> EXERCISE DESCRIPTION: Work out how many lines in the entries contain the string "double", and give nothing but that number.

** Begin **

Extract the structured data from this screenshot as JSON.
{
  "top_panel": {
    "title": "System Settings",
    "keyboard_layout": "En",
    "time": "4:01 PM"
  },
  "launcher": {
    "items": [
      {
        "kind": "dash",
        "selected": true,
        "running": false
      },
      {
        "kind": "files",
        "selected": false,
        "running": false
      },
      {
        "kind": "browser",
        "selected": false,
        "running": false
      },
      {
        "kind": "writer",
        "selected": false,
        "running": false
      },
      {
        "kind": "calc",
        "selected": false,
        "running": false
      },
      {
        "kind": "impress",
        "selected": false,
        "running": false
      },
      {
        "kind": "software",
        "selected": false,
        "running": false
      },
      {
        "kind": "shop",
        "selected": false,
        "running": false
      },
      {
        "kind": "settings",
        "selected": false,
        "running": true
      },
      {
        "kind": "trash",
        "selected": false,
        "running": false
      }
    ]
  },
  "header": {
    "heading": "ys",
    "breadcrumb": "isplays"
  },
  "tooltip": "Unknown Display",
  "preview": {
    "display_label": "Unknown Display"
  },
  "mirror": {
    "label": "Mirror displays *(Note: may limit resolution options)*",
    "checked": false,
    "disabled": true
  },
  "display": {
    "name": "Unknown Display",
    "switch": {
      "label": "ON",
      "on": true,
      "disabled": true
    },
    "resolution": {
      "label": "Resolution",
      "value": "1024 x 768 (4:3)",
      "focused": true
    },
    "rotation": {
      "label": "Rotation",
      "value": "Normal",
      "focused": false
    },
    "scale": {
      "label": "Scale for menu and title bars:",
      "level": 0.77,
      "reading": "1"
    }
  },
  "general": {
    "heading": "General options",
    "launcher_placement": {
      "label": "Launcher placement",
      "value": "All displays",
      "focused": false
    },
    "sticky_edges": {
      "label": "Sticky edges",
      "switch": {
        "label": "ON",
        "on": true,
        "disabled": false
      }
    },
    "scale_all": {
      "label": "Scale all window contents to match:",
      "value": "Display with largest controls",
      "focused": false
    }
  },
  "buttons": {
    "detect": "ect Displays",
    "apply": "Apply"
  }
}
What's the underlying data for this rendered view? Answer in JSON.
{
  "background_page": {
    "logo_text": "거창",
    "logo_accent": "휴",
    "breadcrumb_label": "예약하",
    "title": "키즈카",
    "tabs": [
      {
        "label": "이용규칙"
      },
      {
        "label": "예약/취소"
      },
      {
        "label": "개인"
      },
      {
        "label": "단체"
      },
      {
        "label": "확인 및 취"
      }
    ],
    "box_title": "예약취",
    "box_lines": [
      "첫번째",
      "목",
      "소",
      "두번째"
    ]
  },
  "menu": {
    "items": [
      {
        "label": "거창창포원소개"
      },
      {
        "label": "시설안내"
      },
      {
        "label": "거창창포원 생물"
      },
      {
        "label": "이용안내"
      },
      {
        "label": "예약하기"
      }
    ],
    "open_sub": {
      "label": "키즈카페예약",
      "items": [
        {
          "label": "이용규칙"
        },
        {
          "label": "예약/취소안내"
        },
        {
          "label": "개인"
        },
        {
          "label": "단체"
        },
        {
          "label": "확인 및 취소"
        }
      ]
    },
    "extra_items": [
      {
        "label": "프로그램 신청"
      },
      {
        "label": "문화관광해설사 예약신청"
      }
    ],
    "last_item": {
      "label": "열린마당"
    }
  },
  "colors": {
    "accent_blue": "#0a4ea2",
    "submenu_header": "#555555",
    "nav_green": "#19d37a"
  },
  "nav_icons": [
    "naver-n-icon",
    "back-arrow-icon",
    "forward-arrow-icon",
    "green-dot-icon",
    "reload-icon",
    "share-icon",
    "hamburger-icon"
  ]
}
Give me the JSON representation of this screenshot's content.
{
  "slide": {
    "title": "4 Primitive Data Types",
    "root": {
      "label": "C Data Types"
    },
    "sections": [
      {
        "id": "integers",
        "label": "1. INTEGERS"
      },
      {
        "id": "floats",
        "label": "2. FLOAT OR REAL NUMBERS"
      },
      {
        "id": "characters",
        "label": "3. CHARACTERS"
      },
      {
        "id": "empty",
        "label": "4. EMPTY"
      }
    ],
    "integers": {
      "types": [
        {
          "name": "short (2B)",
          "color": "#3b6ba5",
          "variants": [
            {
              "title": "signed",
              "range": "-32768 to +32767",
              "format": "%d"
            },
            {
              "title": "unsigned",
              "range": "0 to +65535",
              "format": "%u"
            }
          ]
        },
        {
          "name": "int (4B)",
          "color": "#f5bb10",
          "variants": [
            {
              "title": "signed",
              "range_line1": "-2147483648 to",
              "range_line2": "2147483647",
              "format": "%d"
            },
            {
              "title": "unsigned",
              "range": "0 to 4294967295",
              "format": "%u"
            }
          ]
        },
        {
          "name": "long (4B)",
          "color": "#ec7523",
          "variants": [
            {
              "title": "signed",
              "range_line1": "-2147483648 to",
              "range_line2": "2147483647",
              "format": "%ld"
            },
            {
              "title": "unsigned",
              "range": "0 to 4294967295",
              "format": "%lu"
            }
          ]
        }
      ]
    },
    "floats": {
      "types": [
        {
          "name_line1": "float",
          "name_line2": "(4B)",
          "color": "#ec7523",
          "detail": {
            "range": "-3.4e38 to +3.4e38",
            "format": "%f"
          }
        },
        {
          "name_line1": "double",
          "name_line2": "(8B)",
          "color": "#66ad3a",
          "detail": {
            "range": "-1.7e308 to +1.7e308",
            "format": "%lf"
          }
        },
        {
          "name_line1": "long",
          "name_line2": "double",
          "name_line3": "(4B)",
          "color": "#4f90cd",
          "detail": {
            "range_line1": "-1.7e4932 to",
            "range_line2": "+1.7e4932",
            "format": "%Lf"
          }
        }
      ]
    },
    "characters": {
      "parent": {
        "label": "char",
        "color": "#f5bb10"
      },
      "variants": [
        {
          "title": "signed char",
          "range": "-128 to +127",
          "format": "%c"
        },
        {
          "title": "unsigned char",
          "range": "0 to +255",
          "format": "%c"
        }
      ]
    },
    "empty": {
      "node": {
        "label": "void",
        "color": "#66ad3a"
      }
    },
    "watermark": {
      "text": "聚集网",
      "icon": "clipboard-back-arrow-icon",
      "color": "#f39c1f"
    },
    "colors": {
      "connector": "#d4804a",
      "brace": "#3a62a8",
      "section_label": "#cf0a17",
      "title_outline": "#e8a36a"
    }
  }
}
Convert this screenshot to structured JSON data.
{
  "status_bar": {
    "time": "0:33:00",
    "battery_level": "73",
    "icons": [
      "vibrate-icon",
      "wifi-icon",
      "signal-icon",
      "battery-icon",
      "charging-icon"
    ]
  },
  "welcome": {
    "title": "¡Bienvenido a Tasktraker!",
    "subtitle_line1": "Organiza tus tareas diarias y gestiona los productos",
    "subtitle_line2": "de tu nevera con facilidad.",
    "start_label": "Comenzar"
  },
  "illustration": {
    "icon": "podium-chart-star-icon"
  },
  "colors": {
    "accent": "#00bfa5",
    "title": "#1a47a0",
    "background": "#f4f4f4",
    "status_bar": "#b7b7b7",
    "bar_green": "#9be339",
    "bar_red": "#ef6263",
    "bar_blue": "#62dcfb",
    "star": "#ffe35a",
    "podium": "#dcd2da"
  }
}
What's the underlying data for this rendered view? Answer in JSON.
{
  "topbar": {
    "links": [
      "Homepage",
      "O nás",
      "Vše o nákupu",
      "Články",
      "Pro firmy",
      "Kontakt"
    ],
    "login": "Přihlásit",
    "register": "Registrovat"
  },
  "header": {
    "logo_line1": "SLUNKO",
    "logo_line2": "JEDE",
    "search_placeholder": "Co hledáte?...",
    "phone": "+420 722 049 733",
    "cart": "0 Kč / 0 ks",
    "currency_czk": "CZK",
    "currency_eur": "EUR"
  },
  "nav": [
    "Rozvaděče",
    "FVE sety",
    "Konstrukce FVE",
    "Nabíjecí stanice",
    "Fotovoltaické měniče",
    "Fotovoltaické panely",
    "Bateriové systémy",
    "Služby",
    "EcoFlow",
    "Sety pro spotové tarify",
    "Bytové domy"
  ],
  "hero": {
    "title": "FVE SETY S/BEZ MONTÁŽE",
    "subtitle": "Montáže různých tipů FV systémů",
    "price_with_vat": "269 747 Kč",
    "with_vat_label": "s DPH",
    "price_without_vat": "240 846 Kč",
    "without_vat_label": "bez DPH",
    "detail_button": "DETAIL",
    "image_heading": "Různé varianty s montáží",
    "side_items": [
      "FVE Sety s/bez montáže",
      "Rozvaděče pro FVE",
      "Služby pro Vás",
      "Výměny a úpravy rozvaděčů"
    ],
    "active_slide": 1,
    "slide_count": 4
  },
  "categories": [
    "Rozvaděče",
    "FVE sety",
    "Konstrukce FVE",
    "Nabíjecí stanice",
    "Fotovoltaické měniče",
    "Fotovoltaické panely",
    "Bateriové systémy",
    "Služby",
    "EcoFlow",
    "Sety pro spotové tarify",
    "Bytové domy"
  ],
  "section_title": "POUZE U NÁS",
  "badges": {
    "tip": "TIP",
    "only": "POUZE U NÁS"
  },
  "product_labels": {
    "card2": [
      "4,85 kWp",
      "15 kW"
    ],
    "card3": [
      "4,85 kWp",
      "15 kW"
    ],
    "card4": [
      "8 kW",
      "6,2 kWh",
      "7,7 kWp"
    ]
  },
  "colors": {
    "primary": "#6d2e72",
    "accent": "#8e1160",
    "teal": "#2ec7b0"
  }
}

** End **

> COMPLETE ANSWER: 2